[Entries taken from a collection]
______________________________

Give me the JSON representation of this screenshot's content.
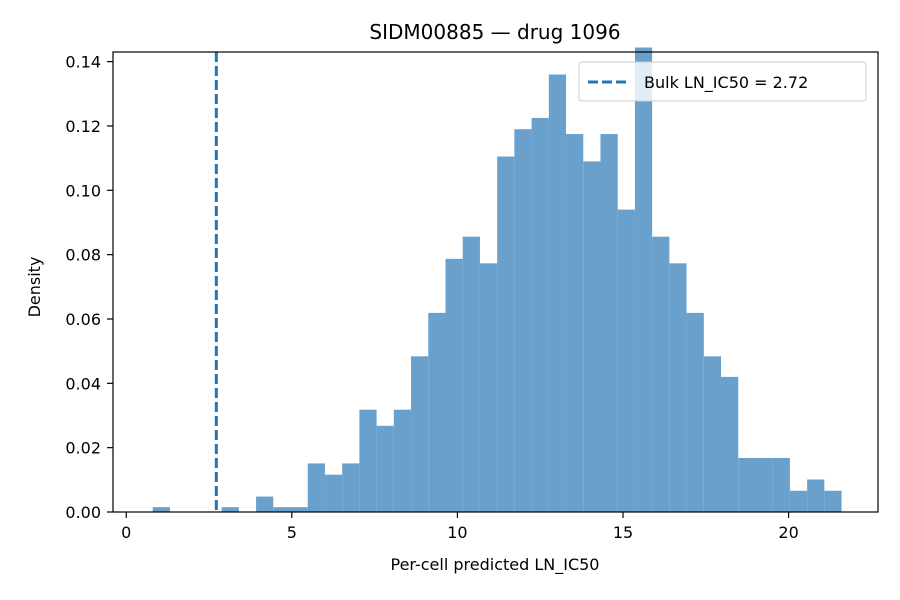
{
  "chart_data": {
    "type": "bar",
    "title": "SIDM00885 — drug 1096",
    "xlabel": "Per-cell predicted LN_IC50",
    "ylabel": "Density",
    "xlim": [
      -0.4,
      22.7
    ],
    "ylim": [
      0,
      0.143
    ],
    "x_ticks": [
      0,
      5,
      10,
      15,
      20
    ],
    "y_ticks": [
      0.0,
      0.02,
      0.04,
      0.06,
      0.08,
      0.1,
      0.12,
      0.14
    ],
    "bin_edges": [
      0.8,
      1.32,
      1.84,
      2.36,
      2.88,
      3.4,
      3.92,
      4.44,
      4.96,
      5.48,
      6.0,
      6.52,
      7.04,
      7.56,
      8.08,
      8.6,
      9.12,
      9.64,
      10.16,
      10.68,
      11.2,
      11.72,
      12.24,
      12.76,
      13.28,
      13.8,
      14.32,
      14.84,
      15.36,
      15.88,
      16.4,
      16.92,
      17.44,
      17.96,
      18.48,
      19.0,
      19.52,
      20.04,
      20.56,
      21.08,
      21.6
    ],
    "densities": [
      0.0015,
      0.0,
      0.0,
      0.0,
      0.0015,
      0.0,
      0.0048,
      0.0015,
      0.0015,
      0.0151,
      0.0116,
      0.0151,
      0.0318,
      0.0268,
      0.0318,
      0.0484,
      0.0619,
      0.0787,
      0.0856,
      0.0773,
      0.1105,
      0.119,
      0.1225,
      0.136,
      0.1175,
      0.109,
      0.1175,
      0.094,
      0.1444,
      0.0856,
      0.0773,
      0.0619,
      0.0484,
      0.042,
      0.0168,
      0.0168,
      0.0168,
      0.0066,
      0.0101,
      0.0066
    ],
    "bar_color": "#6aa0cc",
    "vline": {
      "x": 2.72,
      "style": "dashed",
      "color": "#1f77b4",
      "label": "Bulk LN_IC50 = 2.72"
    },
    "legend_position": "upper-right",
    "grid": false
  }
}
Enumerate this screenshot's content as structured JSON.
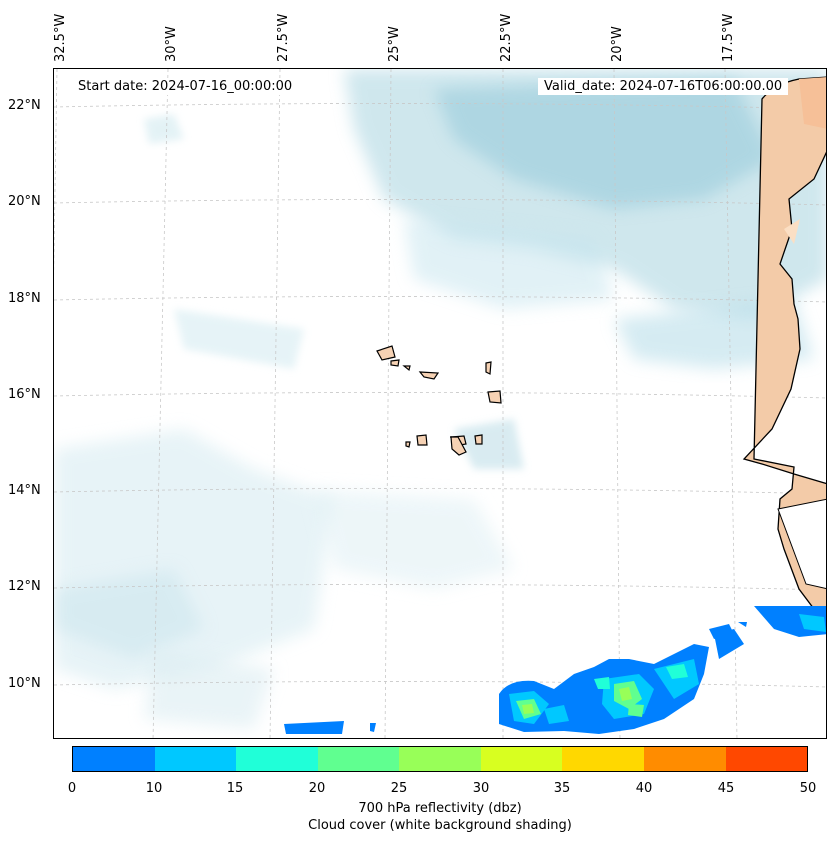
{
  "map": {
    "start_date_text": "Start date: 2024-07-16_00:00:00",
    "valid_date_text": "Valid_date: 2024-07-16T06:00:00.00",
    "longitude_labels": [
      "32.5°W",
      "30°W",
      "27.5°W",
      "25°W",
      "22.5°W",
      "20°W",
      "17.5°W"
    ],
    "latitude_labels": [
      "22°N",
      "20°N",
      "18°N",
      "16°N",
      "14°N",
      "12°N",
      "10°N"
    ]
  },
  "colorbar": {
    "ticks": [
      "0",
      "10",
      "15",
      "20",
      "25",
      "30",
      "35",
      "40",
      "45",
      "50"
    ],
    "colors": [
      "#0080ff",
      "#00c8ff",
      "#20ffd8",
      "#60ff90",
      "#98ff58",
      "#d8ff20",
      "#ffd800",
      "#ff8c00",
      "#ff4800"
    ],
    "label_line1": "700 hPa reflectivity (dbz)",
    "label_line2": "Cloud cover (white background shading)"
  }
}
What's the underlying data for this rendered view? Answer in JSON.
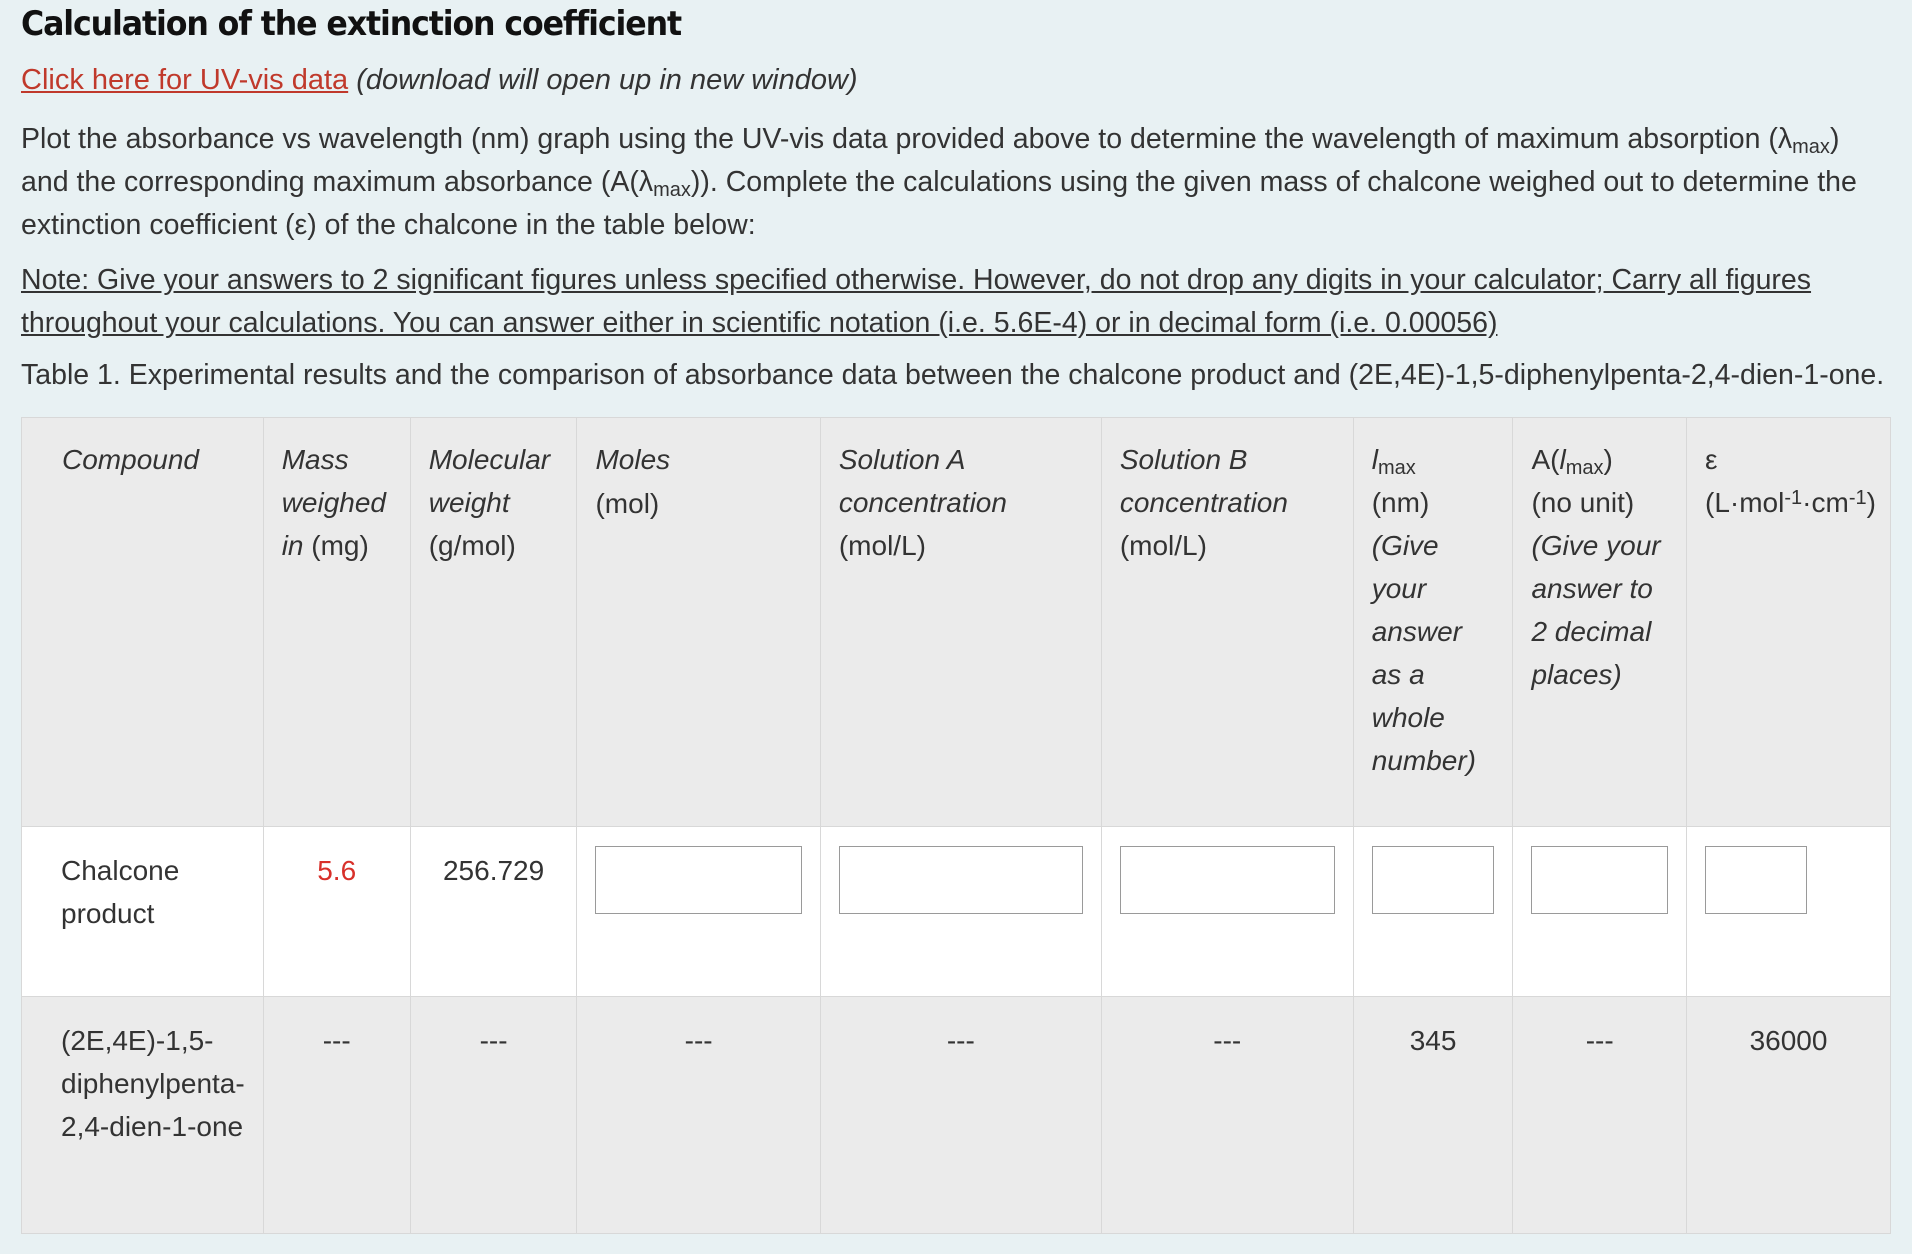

______________________________

To do: Leave the pictures out and copy the rest of the data exactly.

Solved exercise:
Give me the JSON representation of this screenshot's content.
{
  "chart_data": {
    "type": "bar",
    "title": "SIDM00885 — drug 1096",
    "xlabel": "Per-cell predicted LN_IC50",
    "ylabel": "Density",
    "xlim": [
      -0.4,
      22.7
    ],
    "ylim": [
      0,
      0.143
    ],
    "x_ticks": [
      0,
      5,
      10,
      15,
      20
    ],
    "y_ticks": [
      0.0,
      0.02,
      0.04,
      0.06,
      0.08,
      0.1,
      0.12,
      0.14
    ],
    "bin_edges": [
      0.8,
      1.32,
      1.84,
      2.36,
      2.88,
      3.4,
      3.92,
      4.44,
      4.96,
      5.48,
      6.0,
      6.52,
      7.04,
      7.56,
      8.08,
      8.6,
      9.12,
      9.64,
      10.16,
      10.68,
      11.2,
      11.72,
      12.24,
      12.76,
      13.28,
      13.8,
      14.32,
      14.84,
      15.36,
      15.88,
      16.4,
      16.92,
      17.44,
      17.96,
      18.48,
      19.0,
      19.52,
      20.04,
      20.56,
      21.08,
      21.6
    ],
    "densities": [
      0.0015,
      0.0,
      0.0,
      0.0,
      0.0015,
      0.0,
      0.0048,
      0.0015,
      0.0015,
      0.0151,
      0.0116,
      0.0151,
      0.0318,
      0.0268,
      0.0318,
      0.0484,
      0.0619,
      0.0787,
      0.0856,
      0.0773,
      0.1105,
      0.119,
      0.1225,
      0.136,
      0.1175,
      0.109,
      0.1175,
      0.094,
      0.1444,
      0.0856,
      0.0773,
      0.0619,
      0.0484,
      0.042,
      0.0168,
      0.0168,
      0.0168,
      0.0066,
      0.0101,
      0.0066
    ],
    "bar_color": "#6aa0cc",
    "vline": {
      "x": 2.72,
      "style": "dashed",
      "color": "#1f77b4",
      "label": "Bulk LN_IC50 = 2.72"
    },
    "legend_position": "upper-right",
    "grid": false
  }
}
Enumerate this screenshot's content as structured JSON.
{
  "map": {
    "start_date_text": "Start date: 2024-07-16_00:00:00",
    "valid_date_text": "Valid_date: 2024-07-16T06:00:00.00",
    "longitude_labels": [
      "32.5°W",
      "30°W",
      "27.5°W",
      "25°W",
      "22.5°W",
      "20°W",
      "17.5°W"
    ],
    "latitude_labels": [
      "22°N",
      "20°N",
      "18°N",
      "16°N",
      "14°N",
      "12°N",
      "10°N"
    ]
  },
  "colorbar": {
    "ticks": [
      "0",
      "10",
      "15",
      "20",
      "25",
      "30",
      "35",
      "40",
      "45",
      "50"
    ],
    "colors": [
      "#0080ff",
      "#00c8ff",
      "#20ffd8",
      "#60ff90",
      "#98ff58",
      "#d8ff20",
      "#ffd800",
      "#ff8c00",
      "#ff4800"
    ],
    "label_line1": "700 hPa reflectivity (dbz)",
    "label_line2": "Cloud cover (white background shading)"
  }
}
What's the underlying data for this rendered view? Answer in JSON.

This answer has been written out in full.